In the article about the Carmelite nuns, who drove Corazon Aquino to the monastery in Cebu City?

**SOURCE EXCERPT**
— Start —
CARMELITE NUNS. Rappler interviews Carmelite nuns who were with Cory Aquino in February 1986 on the eve of the People Power Revolution

Ryan Macasero/Rappler file photo

Carmelite sisters recall how they helped protect the country's first female president and ultimately, restore Philippine democracy, 30 years ago

CEBU CITY, Philippines – It was February 22, 1986. Night was falling in Cebu City.

A car approached the locked gates and towering walls of the Carmelites Monastery in Barangay Mabolo.  The driver honked his horn in a pattern agreed upon with the nuns as a way to identify himself.

Mother Superior Aimee heard the honking and ordered the gates opened.

The driver of the car was Assemblyman Antonio Cuenco. His passenger: Corazon Aquino, the opponent of dictator Ferdinand Marcos and disputed winner of the 1986 snap election.

Also in the car was Cuenco’s wife, Nancy, who made the frantic call to the nuns after receiving word that Marcos had issued a “shoot to kill order” against Aquino in Cebu.

‘They’ll have to kill us first’

“Are we safe here?” a worried Aquino asked Carmelite Mother Superior Aimee when she arrived in the compound.

“They’ll have to kill us first,” Mother Aimee reassured Cory.

These were words the widow of opposition leader Benigno Aquino Jr needed to hear.  She had every reason to be afraid.

In 1983, her husband was gunned down at the tarmac of the Manila International Airport upon his arrival from the United States. Three years later, on February 11, 1986, anti-Marcos leader and former Antique governor Evelio Javier was shot dead in broad daylight by masked gunmen at the Antique capital.

On that same day, poll watchdog National Citizens’ Movement for Free Elections (NAMFREL) conducted its own count of the snap election and declared Aquino the winner; the Commission on Elections (Comelec) named Marcos the victor, and proclaimed him president.

Cory was in Cebu to appeal for civil disobedience by boycotting companies owned by Marcos cronies and payment of taxes.

In public, Aquino was confident and indignant. “I am not afraid,” she told Cebuanos at a press conference.

“I would like Mr Marcos and his supporters to think many times before they think of rubbing me out because look what happened when they eliminated Ninoy,” she told supporters.
— End —
**EXTRACTED ENTRIES**
— Start —
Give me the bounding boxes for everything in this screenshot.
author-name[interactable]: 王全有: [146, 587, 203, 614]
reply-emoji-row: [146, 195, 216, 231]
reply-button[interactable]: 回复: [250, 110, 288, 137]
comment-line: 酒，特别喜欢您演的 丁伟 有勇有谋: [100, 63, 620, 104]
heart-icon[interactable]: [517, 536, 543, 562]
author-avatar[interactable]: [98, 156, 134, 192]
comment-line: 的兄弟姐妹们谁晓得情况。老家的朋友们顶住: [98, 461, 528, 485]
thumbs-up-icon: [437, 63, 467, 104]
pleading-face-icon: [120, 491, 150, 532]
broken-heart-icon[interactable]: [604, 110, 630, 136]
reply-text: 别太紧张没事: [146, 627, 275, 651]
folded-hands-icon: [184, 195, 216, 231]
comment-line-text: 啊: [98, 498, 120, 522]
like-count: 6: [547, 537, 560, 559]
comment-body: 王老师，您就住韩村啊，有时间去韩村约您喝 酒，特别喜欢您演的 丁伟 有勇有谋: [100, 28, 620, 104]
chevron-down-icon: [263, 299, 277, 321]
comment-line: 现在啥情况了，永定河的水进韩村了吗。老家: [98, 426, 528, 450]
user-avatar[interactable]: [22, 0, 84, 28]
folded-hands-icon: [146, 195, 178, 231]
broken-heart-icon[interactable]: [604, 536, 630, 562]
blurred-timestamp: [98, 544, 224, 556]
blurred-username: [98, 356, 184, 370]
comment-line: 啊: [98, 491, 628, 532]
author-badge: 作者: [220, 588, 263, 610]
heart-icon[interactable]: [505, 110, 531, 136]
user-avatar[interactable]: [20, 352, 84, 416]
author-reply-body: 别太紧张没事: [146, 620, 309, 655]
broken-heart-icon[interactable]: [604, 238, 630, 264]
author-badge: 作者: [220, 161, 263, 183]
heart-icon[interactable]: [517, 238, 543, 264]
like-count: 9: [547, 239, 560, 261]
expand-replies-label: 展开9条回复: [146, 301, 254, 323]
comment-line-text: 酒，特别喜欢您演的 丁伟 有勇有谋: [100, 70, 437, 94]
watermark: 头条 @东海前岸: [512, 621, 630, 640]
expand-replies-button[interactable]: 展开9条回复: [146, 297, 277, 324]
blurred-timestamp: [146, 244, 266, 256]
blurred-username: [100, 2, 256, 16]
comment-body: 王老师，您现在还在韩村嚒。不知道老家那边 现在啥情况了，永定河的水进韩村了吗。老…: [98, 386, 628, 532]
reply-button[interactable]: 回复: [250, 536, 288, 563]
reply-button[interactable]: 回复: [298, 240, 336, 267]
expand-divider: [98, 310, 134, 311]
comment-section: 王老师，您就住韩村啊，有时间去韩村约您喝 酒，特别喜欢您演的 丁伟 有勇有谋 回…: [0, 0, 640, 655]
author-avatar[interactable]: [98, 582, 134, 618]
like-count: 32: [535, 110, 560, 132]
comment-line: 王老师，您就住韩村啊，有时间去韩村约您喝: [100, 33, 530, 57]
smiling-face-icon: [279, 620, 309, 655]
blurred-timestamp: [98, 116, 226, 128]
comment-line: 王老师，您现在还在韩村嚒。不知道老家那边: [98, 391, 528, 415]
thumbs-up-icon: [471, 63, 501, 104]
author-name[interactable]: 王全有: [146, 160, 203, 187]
— End —
**THE OUTPUT**
Assemblyman Antonio Cuenco